> **What the task asks**: Gather all lines with the word "this" in them.

--- Begin ---

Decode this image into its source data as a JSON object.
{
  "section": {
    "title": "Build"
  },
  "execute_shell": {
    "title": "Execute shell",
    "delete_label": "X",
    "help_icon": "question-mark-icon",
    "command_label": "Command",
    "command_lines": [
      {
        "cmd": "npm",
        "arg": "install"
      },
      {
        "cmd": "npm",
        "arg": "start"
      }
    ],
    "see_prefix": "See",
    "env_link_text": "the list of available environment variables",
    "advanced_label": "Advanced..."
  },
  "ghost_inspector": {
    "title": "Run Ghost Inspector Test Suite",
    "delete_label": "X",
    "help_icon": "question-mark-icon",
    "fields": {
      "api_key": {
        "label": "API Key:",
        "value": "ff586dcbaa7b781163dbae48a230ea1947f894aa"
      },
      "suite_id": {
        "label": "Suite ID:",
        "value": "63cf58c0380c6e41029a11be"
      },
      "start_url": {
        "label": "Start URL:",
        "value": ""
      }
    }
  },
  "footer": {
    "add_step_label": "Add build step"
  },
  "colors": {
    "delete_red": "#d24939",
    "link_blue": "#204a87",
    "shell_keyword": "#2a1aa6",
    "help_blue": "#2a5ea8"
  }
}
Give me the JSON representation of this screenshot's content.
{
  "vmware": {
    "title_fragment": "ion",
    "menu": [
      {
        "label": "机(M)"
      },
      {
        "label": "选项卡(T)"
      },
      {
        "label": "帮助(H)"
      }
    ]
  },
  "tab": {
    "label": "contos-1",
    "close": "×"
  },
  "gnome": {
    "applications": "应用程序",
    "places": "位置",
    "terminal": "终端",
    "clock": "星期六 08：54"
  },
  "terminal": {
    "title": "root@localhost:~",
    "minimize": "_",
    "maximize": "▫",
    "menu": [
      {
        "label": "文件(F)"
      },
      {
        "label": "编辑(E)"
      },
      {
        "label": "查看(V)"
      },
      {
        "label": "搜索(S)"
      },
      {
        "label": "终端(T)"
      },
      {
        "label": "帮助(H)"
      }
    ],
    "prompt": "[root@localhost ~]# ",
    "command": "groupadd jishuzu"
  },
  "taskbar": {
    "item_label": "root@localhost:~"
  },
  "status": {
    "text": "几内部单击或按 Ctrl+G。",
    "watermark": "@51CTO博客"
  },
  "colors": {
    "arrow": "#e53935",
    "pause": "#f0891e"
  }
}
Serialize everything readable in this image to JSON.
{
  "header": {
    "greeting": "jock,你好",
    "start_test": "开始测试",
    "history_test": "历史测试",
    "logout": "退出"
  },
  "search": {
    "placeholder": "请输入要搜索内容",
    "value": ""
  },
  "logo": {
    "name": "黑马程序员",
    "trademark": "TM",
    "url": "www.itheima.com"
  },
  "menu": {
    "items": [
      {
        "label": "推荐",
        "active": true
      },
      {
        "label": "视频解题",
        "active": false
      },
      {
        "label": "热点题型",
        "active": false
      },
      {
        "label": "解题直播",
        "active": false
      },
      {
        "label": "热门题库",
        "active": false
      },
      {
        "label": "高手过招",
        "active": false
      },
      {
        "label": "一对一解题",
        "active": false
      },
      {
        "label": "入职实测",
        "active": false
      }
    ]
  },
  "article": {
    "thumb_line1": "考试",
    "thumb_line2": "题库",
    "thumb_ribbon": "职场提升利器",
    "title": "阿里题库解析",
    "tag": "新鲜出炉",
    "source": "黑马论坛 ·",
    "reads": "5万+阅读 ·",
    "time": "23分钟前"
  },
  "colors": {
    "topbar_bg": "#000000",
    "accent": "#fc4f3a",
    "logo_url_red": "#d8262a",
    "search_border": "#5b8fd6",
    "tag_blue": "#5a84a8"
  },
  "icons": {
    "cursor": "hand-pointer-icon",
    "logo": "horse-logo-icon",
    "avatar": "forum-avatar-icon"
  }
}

--- End ---

> **Solved exercise**:
Decode this image into its source data as a JSON object.
Give me the JSON representation of this screenshot's content.
Serialize everything readable in this image to JSON.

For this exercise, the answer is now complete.